Information provided
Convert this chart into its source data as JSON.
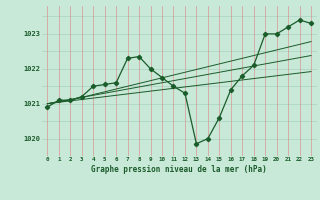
{
  "xlabel": "Graphe pression niveau de la mer (hPa)",
  "xlim": [
    -0.5,
    23.5
  ],
  "ylim": [
    1019.5,
    1023.8
  ],
  "yticks": [
    1020,
    1021,
    1022,
    1023
  ],
  "xticks": [
    0,
    1,
    2,
    3,
    4,
    5,
    6,
    7,
    8,
    9,
    10,
    11,
    12,
    13,
    14,
    15,
    16,
    17,
    18,
    19,
    20,
    21,
    22,
    23
  ],
  "bg_color": "#c8e8d8",
  "line_color": "#1a5c2a",
  "grid_color_v": "#e08080",
  "grid_color_h": "#a0ccbc",
  "main_series": [
    1020.9,
    1021.1,
    1021.1,
    1021.2,
    1021.5,
    1021.55,
    1021.6,
    1022.3,
    1022.35,
    1022.0,
    1021.75,
    1021.5,
    1021.3,
    1019.85,
    1020.0,
    1020.6,
    1021.4,
    1021.8,
    1022.1,
    1023.0,
    1023.0,
    1023.2,
    1023.4,
    1023.3
  ],
  "trend1": [
    1021.0,
    1021.05,
    1021.1,
    1021.18,
    1021.26,
    1021.34,
    1021.42,
    1021.5,
    1021.58,
    1021.66,
    1021.74,
    1021.82,
    1021.9,
    1021.98,
    1022.06,
    1022.14,
    1022.22,
    1022.3,
    1022.38,
    1022.46,
    1022.54,
    1022.62,
    1022.7,
    1022.78
  ],
  "trend2": [
    1021.0,
    1021.04,
    1021.08,
    1021.12,
    1021.16,
    1021.2,
    1021.24,
    1021.28,
    1021.32,
    1021.36,
    1021.4,
    1021.44,
    1021.48,
    1021.52,
    1021.56,
    1021.6,
    1021.64,
    1021.68,
    1021.72,
    1021.76,
    1021.8,
    1021.84,
    1021.88,
    1021.92
  ],
  "trend3": [
    1021.0,
    1021.06,
    1021.12,
    1021.18,
    1021.24,
    1021.3,
    1021.36,
    1021.42,
    1021.48,
    1021.54,
    1021.6,
    1021.66,
    1021.72,
    1021.78,
    1021.84,
    1021.9,
    1021.96,
    1022.02,
    1022.08,
    1022.14,
    1022.2,
    1022.26,
    1022.32,
    1022.38
  ]
}
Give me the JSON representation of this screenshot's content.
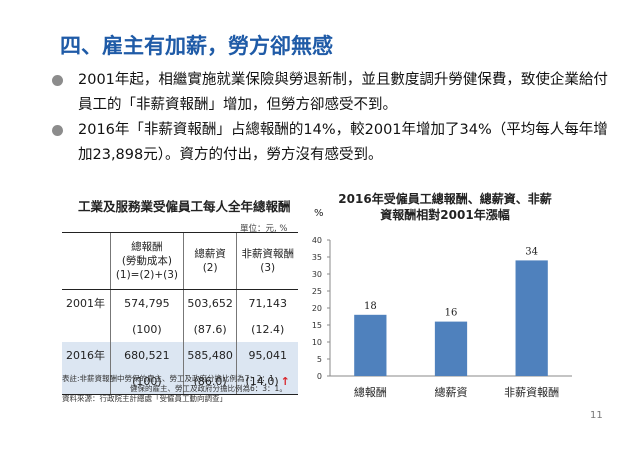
{
  "title": "四、雇主有加薪，勞方卻無感",
  "bullets": [
    "2001年起，相繼實施就業保險與勞退新制，並且數度調升勞健保費，致使企業給付員工的「非薪資報酬」增加，但勞方卻感受不到。",
    "2016年「非薪資報酬」占總報酬的14%，較2001年增加了34%（平均每人每年增加23,898元）。資方的付出，勞方沒有感受到。"
  ],
  "table": {
    "title": "工業及服務業受僱員工每人全年總報酬",
    "unit": "單位：元, %",
    "headers": [
      "總報酬\n(勞動成本)\n(1)=(2)+(3)",
      "總薪資\n(2)",
      "非薪資報酬\n(3)"
    ],
    "rows": [
      {
        "year": "2001年",
        "values": [
          "574,795",
          "503,652",
          "71,143"
        ],
        "pct": [
          "(100)",
          "(87.6)",
          "(12.4)"
        ]
      },
      {
        "year": "2016年",
        "values": [
          "680,521",
          "585,480",
          "95,041"
        ],
        "pct": [
          "(100)",
          "(86.0)",
          "(14.0)"
        ]
      }
    ],
    "arrow": "↑",
    "notes": [
      "表註:非薪資報酬中勞保的雇主、勞工及政府分擔比例為7：2：1",
      "健保的雇主、勞工及政府分擔比例為6：3：1。",
      "資料來源：行政院主計總處「受僱員工動向調查」"
    ]
  },
  "chart_data": {
    "type": "bar",
    "title": "2016年受僱員工總報酬、總薪資、非薪資報酬相對2001年漲幅",
    "ylabel": "%",
    "categories": [
      "總報酬",
      "總薪資",
      "非薪資報酬"
    ],
    "values": [
      18,
      16,
      34
    ],
    "ylim": [
      0,
      40
    ],
    "yticks": [
      0,
      5,
      10,
      15,
      20,
      25,
      30,
      35,
      40
    ],
    "bar_color": "#4f81bd",
    "grid": false
  },
  "page_number": "11",
  "colors": {
    "title": "#1f5ba7",
    "highlight_row": "#dce6f2",
    "arrow": "#d9262c",
    "bar": "#4f81bd"
  }
}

Exercise directions
Make an exact copy of the lines above, starting at the line that contains "Give me the" and running through the final line of the entries. Omit the pictures.

Output of the exercise
Give me the JSON representation of this screenshot's content.
{
  "title": "四、雇主有加薪，勞方卻無感",
  "bullets": [
    "2001年起，相繼實施就業保險與勞退新制，並且數度調升勞健保費，致使企業給付員工的「非薪資報酬」增加，但勞方卻感受不到。",
    "2016年「非薪資報酬」占總報酬的14%，較2001年增加了34%（平均每人每年增加23,898元）。資方的付出，勞方沒有感受到。"
  ],
  "table": {
    "title": "工業及服務業受僱員工每人全年總報酬",
    "unit": "單位：元, %",
    "headers": [
      "總報酬\n(勞動成本)\n(1)=(2)+(3)",
      "總薪資\n(2)",
      "非薪資報酬\n(3)"
    ],
    "rows": [
      {
        "year": "2001年",
        "values": [
          "574,795",
          "503,652",
          "71,143"
        ],
        "pct": [
          "(100)",
          "(87.6)",
          "(12.4)"
        ]
      },
      {
        "year": "2016年",
        "values": [
          "680,521",
          "585,480",
          "95,041"
        ],
        "pct": [
          "(100)",
          "(86.0)",
          "(14.0)"
        ]
      }
    ],
    "arrow": "↑",
    "notes": [
      "表註:非薪資報酬中勞保的雇主、勞工及政府分擔比例為7：2：1",
      "健保的雇主、勞工及政府分擔比例為6：3：1。",
      "資料來源：行政院主計總處「受僱員工動向調查」"
    ]
  },
  "chart_data": {
    "type": "bar",
    "title": "2016年受僱員工總報酬、總薪資、非薪資報酬相對2001年漲幅",
    "ylabel": "%",
    "categories": [
      "總報酬",
      "總薪資",
      "非薪資報酬"
    ],
    "values": [
      18,
      16,
      34
    ],
    "ylim": [
      0,
      40
    ],
    "yticks": [
      0,
      5,
      10,
      15,
      20,
      25,
      30,
      35,
      40
    ],
    "bar_color": "#4f81bd",
    "grid": false
  },
  "page_number": "11",
  "colors": {
    "title": "#1f5ba7",
    "highlight_row": "#dce6f2",
    "arrow": "#d9262c",
    "bar": "#4f81bd"
  }
}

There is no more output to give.